Records for processing =
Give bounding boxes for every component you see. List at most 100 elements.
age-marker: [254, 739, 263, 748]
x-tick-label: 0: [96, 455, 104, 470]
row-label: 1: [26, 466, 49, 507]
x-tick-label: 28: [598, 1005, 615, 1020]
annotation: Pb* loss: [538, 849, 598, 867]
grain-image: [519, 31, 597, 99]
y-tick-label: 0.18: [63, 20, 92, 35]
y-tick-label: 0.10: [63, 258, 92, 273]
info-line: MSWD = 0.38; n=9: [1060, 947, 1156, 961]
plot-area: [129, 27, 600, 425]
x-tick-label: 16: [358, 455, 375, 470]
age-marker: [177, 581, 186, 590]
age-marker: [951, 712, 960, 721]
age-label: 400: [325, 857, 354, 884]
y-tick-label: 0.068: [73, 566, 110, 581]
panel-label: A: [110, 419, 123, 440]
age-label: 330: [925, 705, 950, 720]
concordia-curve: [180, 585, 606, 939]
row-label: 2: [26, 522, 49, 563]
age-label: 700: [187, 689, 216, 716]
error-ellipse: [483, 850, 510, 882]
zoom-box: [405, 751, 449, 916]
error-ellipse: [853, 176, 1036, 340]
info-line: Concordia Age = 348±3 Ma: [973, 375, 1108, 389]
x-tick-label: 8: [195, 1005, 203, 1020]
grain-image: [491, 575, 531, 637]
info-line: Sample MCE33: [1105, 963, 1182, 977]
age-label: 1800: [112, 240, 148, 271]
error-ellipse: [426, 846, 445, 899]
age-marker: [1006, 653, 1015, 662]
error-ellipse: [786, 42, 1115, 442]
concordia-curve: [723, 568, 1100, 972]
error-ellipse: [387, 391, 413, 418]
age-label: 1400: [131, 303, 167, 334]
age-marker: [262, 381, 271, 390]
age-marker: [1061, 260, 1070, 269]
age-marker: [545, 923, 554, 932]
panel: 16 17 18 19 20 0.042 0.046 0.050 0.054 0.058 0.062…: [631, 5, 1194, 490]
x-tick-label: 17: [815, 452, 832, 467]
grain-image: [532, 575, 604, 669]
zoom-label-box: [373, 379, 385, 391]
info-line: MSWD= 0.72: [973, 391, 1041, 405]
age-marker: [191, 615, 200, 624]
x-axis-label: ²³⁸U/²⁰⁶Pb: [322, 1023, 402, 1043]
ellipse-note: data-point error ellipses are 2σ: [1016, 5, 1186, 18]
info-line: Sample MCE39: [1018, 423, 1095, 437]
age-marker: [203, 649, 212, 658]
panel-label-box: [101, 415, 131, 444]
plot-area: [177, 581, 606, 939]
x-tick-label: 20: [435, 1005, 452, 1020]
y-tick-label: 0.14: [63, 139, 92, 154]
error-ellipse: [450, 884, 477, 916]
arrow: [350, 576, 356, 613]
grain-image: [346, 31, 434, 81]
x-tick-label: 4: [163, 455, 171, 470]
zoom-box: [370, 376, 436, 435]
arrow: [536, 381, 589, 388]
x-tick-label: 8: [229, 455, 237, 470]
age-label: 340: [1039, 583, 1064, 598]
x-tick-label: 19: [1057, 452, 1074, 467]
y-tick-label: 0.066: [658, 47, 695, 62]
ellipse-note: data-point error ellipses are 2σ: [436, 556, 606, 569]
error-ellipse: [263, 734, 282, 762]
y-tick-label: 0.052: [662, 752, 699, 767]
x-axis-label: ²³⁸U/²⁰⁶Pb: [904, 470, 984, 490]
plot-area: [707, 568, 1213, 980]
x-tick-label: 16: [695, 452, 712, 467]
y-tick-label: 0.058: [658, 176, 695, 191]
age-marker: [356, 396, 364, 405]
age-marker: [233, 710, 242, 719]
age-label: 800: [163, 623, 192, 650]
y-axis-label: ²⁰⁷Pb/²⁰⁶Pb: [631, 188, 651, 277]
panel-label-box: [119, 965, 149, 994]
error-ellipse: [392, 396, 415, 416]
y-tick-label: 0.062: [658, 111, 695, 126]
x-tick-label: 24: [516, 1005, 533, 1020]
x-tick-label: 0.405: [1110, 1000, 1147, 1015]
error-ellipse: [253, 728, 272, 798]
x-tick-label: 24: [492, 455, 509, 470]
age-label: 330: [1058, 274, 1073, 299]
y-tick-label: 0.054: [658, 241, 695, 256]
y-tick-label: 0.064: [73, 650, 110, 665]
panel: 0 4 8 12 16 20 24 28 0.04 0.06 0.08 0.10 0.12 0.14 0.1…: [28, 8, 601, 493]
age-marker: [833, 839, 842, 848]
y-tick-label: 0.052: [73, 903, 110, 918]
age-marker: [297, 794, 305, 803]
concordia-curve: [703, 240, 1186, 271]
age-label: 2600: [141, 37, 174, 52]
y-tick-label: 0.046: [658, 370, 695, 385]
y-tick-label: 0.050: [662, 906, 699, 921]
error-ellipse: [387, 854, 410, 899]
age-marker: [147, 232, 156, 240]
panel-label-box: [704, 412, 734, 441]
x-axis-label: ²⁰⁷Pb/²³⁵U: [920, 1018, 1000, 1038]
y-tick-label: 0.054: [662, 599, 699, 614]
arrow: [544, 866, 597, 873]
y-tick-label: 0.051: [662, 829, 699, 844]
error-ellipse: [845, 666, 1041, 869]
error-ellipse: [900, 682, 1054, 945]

Problem statement =
Rewrite the lines above as a numbered list, skipping any blank ones. Begin at the first line and stop after the line that contains "y-tick-label: 0.068: [73, 566, 110, 581]", including it.

Completed exercise =
1. Give bounding boxes for every component you see. List at most 100 elements.
2. age-marker: [254, 739, 263, 748]
3. x-tick-label: 0: [96, 455, 104, 470]
4. row-label: 1: [26, 466, 49, 507]
5. x-tick-label: 28: [598, 1005, 615, 1020]
6. annotation: Pb* loss: [538, 849, 598, 867]
7. grain-image: [519, 31, 597, 99]
8. y-tick-label: 0.18: [63, 20, 92, 35]
9. y-tick-label: 0.10: [63, 258, 92, 273]
10. info-line: MSWD = 0.38; n=9: [1060, 947, 1156, 961]
11. plot-area: [129, 27, 600, 425]
12. x-tick-label: 16: [358, 455, 375, 470]
13. age-marker: [177, 581, 186, 590]
14. age-marker: [951, 712, 960, 721]
15. age-label: 400: [325, 857, 354, 884]
16. y-tick-label: 0.068: [73, 566, 110, 581]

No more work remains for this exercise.